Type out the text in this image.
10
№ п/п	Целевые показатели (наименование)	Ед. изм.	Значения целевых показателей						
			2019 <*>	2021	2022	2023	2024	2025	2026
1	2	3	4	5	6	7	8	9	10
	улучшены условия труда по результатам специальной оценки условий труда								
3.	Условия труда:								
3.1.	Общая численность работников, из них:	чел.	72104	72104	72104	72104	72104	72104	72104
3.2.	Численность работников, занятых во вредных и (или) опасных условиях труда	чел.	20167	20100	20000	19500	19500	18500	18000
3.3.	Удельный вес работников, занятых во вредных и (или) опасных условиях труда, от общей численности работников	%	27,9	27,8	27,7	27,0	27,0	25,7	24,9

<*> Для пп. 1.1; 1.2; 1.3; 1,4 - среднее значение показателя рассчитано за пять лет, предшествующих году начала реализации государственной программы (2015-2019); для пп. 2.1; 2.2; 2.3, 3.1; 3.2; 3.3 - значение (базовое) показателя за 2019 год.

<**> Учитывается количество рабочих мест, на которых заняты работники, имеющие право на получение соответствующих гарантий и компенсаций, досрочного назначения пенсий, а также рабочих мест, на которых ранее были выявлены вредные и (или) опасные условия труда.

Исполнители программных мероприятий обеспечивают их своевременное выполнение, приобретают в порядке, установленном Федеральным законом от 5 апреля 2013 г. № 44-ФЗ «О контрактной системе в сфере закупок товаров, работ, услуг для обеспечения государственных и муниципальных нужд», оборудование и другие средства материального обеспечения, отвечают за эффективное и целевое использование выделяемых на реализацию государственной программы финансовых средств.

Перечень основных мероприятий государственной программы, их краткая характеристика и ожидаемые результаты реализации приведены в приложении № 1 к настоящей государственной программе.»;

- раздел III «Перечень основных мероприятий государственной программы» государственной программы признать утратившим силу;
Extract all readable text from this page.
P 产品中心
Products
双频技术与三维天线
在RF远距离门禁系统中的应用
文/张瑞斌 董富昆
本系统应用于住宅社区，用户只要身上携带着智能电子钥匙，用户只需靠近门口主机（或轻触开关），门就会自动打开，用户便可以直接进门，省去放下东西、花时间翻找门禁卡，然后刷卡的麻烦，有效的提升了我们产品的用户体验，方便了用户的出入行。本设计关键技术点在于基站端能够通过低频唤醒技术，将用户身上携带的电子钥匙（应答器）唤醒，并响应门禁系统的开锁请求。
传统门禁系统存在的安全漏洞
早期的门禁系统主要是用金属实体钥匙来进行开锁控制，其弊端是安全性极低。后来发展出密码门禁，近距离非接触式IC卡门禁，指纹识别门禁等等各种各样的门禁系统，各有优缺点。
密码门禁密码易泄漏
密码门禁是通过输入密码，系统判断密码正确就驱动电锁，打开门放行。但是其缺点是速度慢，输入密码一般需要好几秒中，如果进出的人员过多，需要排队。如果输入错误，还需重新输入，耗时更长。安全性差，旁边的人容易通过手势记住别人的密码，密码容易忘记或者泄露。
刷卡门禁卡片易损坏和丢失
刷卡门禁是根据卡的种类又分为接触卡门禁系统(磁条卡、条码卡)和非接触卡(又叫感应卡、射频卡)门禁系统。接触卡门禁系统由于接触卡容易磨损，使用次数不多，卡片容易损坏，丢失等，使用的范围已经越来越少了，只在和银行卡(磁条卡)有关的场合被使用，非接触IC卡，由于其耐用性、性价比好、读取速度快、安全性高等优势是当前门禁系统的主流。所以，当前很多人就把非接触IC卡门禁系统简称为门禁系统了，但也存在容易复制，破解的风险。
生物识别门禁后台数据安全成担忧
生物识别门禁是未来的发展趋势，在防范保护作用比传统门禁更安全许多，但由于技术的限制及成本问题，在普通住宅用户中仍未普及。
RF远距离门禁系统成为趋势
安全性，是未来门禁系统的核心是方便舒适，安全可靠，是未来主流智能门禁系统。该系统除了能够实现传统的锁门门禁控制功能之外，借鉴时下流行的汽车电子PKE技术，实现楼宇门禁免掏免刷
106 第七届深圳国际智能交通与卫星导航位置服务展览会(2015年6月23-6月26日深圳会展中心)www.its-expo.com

**EXERCISE INSTRUCTIONS:** Produce an exact copy of all the records.

**PROBLEM SOLUTION:**
Type out the text in this image.
10
№ п/п	Целевые показатели (наименование)	Ед. изм.	Значения целевых показателей						
			2019 <*>	2021	2022	2023	2024	2025	2026
1	2	3	4	5	6	7	8	9	10
	улучшены условия труда по результатам специальной оценки условий труда								
3.	Условия труда:								
3.1.	Общая численность работников, из них:	чел.	72104	72104	72104	72104	72104	72104	72104
3.2.	Численность работников, занятых во вредных и (или) опасных условиях труда	чел.	20167	20100	20000	19500	19500	18500	18000
3.3.	Удельный вес работников, занятых во вредных и (или) опасных условиях труда, от общей численности работников	%	27,9	27,8	27,7	27,0	27,0	25,7	24,9

<*> Для пп. 1.1; 1.2; 1.3; 1,4 - среднее значение показателя рассчитано за пять лет, предшествующих году начала реализации государственной программы (2015-2019); для пп. 2.1; 2.2; 2.3, 3.1; 3.2; 3.3 - значение (базовое) показателя за 2019 год.

<**> Учитывается количество рабочих мест, на которых заняты работники, имеющие право на получение соответствующих гарантий и компенсаций, досрочного назначения пенсий, а также рабочих мест, на которых ранее были выявлены вредные и (или) опасные условия труда.

Исполнители программных мероприятий обеспечивают их своевременное выполнение, приобретают в порядке, установленном Федеральным законом от 5 апреля 2013 г. № 44-ФЗ «О контрактной системе в сфере закупок товаров, работ, услуг для обеспечения государственных и муниципальных нужд», оборудование и другие средства материального обеспечения, отвечают за эффективное и целевое использование выделяемых на реализацию государственной программы финансовых средств.

Перечень основных мероприятий государственной программы, их краткая характеристика и ожидаемые результаты реализации приведены в приложении № 1 к настоящей государственной программе.»;

- раздел III «Перечень основных мероприятий государственной программы» государственной программы признать утратившим силу;
Extract all readable text from this page.
P 产品中心
Products
双频技术与三维天线
在RF远距离门禁系统中的应用
文/张瑞斌 董富昆
本系统应用于住宅社区，用户只要身上携带着智能电子钥匙，用户只需靠近门口主机（或轻触开关），门就会自动打开，用户便可以直接进门，省去放下东西、花时间翻找门禁卡，然后刷卡的麻烦，有效的提升了我们产品的用户体验，方便了用户的出入行。本设计关键技术点在于基站端能够通过低频唤醒技术，将用户身上携带的电子钥匙（应答器）唤醒，并响应门禁系统的开锁请求。
传统门禁系统存在的安全漏洞
早期的门禁系统主要是用金属实体钥匙来进行开锁控制，其弊端是安全性极低。后来发展出密码门禁，近距离非接触式IC卡门禁，指纹识别门禁等等各种各样的门禁系统，各有优缺点。
密码门禁密码易泄漏
密码门禁是通过输入密码，系统判断密码正确就驱动电锁，打开门放行。但是其缺点是速度慢，输入密码一般需要好几秒中，如果进出的人员过多，需要排队。如果输入错误，还需重新输入，耗时更长。安全性差，旁边的人容易通过手势记住别人的密码，密码容易忘记或者泄露。
刷卡门禁卡片易损坏和丢失
刷卡门禁是根据卡的种类又分为接触卡门禁系统(磁条卡、条码卡)和非接触卡(又叫感应卡、射频卡)门禁系统。接触卡门禁系统由于接触卡容易磨损，使用次数不多，卡片容易损坏，丢失等，使用的范围已经越来越少了，只在和银行卡(磁条卡)有关的场合被使用，非接触IC卡，由于其耐用性、性价比好、读取速度快、安全性高等优势是当前门禁系统的主流。所以，当前很多人就把非接触IC卡门禁系统简称为门禁系统了，但也存在容易复制，破解的风险。
生物识别门禁后台数据安全成担忧
生物识别门禁是未来的发展趋势，在防范保护作用比传统门禁更安全许多，但由于技术的限制及成本问题，在普通住宅用户中仍未普及。
RF远距离门禁系统成为趋势
安全性，是未来门禁系统的核心是方便舒适，安全可靠，是未来主流智能门禁系统。该系统除了能够实现传统的锁门门禁控制功能之外，借鉴时下流行的汽车电子PKE技术，实现楼宇门禁免掏免刷
106 第七届深圳国际智能交通与卫星导航位置服务展览会(2015年6月23-6月26日深圳会展中心)www.its-expo.com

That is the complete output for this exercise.